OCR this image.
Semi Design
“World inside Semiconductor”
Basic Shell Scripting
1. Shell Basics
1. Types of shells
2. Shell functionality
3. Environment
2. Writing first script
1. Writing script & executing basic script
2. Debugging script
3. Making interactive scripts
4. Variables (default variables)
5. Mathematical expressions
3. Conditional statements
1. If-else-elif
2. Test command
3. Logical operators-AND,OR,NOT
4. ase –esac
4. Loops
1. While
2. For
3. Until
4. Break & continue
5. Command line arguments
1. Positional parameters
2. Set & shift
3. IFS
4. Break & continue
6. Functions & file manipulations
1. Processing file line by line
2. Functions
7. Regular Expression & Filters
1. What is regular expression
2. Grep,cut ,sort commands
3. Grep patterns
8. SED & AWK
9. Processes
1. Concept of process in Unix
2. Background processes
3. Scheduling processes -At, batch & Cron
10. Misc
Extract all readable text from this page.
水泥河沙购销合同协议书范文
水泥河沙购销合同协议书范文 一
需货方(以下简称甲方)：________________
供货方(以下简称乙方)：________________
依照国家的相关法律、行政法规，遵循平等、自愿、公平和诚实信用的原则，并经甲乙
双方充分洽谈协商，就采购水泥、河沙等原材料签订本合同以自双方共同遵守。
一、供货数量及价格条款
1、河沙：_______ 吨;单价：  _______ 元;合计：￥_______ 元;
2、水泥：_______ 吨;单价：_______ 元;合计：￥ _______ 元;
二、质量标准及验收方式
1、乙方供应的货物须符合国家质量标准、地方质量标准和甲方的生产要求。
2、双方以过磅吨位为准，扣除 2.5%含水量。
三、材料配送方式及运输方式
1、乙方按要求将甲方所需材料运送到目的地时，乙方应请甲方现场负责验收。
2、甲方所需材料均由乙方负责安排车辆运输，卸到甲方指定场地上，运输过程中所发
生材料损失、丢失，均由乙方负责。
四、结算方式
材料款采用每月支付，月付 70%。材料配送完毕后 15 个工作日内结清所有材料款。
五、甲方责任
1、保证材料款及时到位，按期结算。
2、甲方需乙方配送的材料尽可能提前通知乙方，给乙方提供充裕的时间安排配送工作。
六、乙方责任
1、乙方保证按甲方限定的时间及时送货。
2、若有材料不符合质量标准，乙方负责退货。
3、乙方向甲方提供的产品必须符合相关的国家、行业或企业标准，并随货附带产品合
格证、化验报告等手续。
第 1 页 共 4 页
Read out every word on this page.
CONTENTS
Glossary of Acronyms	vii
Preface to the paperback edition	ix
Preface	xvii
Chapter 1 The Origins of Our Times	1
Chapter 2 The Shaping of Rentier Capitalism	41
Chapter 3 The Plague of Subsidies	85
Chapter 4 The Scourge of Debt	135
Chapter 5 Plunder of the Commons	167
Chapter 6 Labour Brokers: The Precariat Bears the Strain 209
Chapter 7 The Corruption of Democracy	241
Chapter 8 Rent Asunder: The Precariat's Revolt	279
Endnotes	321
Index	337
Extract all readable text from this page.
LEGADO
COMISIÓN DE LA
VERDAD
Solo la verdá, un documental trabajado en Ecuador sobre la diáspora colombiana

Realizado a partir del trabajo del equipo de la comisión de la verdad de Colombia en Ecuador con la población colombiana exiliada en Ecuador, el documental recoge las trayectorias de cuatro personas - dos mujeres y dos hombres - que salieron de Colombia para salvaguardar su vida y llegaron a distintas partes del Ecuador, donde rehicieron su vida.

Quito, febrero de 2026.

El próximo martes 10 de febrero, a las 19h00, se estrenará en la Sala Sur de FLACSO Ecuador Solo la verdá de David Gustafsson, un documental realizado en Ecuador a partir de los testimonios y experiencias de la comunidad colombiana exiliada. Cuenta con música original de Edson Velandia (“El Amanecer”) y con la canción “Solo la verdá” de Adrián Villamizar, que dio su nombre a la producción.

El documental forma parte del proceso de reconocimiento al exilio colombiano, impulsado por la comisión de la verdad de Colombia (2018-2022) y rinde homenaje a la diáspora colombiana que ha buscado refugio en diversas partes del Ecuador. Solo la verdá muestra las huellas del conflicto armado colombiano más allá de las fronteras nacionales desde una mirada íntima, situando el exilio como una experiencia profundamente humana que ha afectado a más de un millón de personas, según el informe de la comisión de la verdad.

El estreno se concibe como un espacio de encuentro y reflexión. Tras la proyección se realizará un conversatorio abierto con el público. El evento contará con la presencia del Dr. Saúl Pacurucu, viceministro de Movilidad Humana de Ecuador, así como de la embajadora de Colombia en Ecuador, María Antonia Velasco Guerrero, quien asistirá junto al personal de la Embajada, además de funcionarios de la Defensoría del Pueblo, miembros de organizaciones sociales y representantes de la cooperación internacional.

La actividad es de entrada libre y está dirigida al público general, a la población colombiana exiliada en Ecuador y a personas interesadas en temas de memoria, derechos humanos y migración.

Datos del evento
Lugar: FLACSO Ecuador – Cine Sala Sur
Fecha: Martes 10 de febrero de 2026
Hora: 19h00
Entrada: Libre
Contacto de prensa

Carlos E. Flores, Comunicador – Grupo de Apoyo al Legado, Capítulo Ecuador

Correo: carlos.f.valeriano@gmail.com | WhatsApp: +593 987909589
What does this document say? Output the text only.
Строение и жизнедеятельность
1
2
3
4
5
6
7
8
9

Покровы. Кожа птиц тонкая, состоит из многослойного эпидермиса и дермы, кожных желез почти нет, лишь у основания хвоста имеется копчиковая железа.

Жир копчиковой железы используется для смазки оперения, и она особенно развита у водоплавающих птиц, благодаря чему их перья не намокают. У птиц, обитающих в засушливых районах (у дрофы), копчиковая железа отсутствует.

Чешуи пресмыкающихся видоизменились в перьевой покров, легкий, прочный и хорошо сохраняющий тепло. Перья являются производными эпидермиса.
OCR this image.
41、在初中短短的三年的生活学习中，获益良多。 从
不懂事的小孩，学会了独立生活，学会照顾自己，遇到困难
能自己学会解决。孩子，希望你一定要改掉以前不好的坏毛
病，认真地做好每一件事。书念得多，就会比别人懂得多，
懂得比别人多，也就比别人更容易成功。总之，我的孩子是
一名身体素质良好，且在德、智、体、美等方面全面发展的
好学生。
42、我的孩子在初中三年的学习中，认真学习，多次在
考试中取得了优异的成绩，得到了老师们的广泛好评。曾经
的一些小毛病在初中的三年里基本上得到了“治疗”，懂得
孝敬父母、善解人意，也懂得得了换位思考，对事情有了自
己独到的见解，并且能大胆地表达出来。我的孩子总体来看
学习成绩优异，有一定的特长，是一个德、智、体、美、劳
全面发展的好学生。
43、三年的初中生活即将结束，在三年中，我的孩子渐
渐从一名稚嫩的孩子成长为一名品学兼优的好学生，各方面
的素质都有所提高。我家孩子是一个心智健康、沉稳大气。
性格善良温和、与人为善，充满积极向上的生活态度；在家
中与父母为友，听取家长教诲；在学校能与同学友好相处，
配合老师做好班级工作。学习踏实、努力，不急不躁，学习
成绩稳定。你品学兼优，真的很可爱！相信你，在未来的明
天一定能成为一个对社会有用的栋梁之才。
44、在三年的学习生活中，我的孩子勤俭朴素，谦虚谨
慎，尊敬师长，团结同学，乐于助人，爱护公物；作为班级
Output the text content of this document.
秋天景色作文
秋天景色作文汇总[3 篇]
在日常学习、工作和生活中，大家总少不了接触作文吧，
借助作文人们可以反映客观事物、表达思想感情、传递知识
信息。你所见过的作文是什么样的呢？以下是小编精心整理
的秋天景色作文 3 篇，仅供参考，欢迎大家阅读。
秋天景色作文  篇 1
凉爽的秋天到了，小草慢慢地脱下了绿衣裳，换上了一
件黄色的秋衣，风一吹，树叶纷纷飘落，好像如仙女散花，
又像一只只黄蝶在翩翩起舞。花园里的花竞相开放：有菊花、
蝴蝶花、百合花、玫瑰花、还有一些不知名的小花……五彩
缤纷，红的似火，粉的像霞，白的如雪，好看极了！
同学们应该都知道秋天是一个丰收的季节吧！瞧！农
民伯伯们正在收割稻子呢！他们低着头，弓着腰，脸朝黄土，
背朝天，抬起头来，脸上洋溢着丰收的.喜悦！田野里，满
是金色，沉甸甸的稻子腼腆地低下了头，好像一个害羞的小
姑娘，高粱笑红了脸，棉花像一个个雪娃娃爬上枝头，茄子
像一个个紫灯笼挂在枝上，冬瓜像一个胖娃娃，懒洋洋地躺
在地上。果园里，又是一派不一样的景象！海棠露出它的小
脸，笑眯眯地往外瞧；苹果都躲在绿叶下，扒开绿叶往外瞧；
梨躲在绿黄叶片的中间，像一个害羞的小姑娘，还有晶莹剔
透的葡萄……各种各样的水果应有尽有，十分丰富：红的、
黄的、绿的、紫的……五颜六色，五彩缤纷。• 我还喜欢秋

> **WHAT IS ASKED**
Exactly how many lines contain "público"? State the number and nothing else.

> **ANSWER TO THIS PROBLEM**
2